■ Short exercise: Tell how many lines in the data below include the word "Allows". The answer is the number only.

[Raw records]
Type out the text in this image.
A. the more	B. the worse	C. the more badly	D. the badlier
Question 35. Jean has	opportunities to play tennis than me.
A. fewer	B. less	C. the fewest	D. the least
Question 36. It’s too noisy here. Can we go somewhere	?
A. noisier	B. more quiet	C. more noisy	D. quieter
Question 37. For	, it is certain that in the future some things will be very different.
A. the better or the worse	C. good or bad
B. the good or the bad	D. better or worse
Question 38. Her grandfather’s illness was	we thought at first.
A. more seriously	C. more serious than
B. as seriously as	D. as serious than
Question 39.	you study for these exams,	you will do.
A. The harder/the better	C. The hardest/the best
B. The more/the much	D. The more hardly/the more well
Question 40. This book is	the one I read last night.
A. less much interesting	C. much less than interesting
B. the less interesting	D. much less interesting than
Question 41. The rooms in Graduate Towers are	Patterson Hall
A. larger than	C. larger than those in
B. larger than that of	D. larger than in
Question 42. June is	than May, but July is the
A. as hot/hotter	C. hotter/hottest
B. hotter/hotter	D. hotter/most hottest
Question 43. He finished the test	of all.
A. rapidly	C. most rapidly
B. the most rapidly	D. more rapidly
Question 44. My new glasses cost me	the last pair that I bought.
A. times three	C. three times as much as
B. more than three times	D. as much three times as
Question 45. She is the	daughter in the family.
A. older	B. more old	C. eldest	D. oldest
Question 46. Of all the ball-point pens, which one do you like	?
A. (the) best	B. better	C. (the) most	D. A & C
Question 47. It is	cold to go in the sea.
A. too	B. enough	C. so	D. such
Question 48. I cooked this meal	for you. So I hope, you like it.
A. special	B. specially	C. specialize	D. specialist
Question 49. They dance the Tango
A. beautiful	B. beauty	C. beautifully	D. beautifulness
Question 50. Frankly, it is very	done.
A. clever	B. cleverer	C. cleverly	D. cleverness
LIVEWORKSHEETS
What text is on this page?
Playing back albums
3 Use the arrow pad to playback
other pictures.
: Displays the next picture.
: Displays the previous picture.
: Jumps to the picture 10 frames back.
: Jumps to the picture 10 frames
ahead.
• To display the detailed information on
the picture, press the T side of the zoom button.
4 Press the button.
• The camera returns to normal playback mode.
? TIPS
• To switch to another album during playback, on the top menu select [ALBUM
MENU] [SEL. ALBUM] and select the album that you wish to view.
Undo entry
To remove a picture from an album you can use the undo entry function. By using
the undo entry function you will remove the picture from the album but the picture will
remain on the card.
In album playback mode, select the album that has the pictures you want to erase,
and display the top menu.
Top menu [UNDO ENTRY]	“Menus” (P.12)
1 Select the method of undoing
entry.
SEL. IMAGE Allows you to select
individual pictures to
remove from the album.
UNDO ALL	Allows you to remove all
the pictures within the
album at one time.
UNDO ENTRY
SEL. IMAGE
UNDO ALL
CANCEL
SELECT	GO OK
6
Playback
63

■ Output of the exercise: 2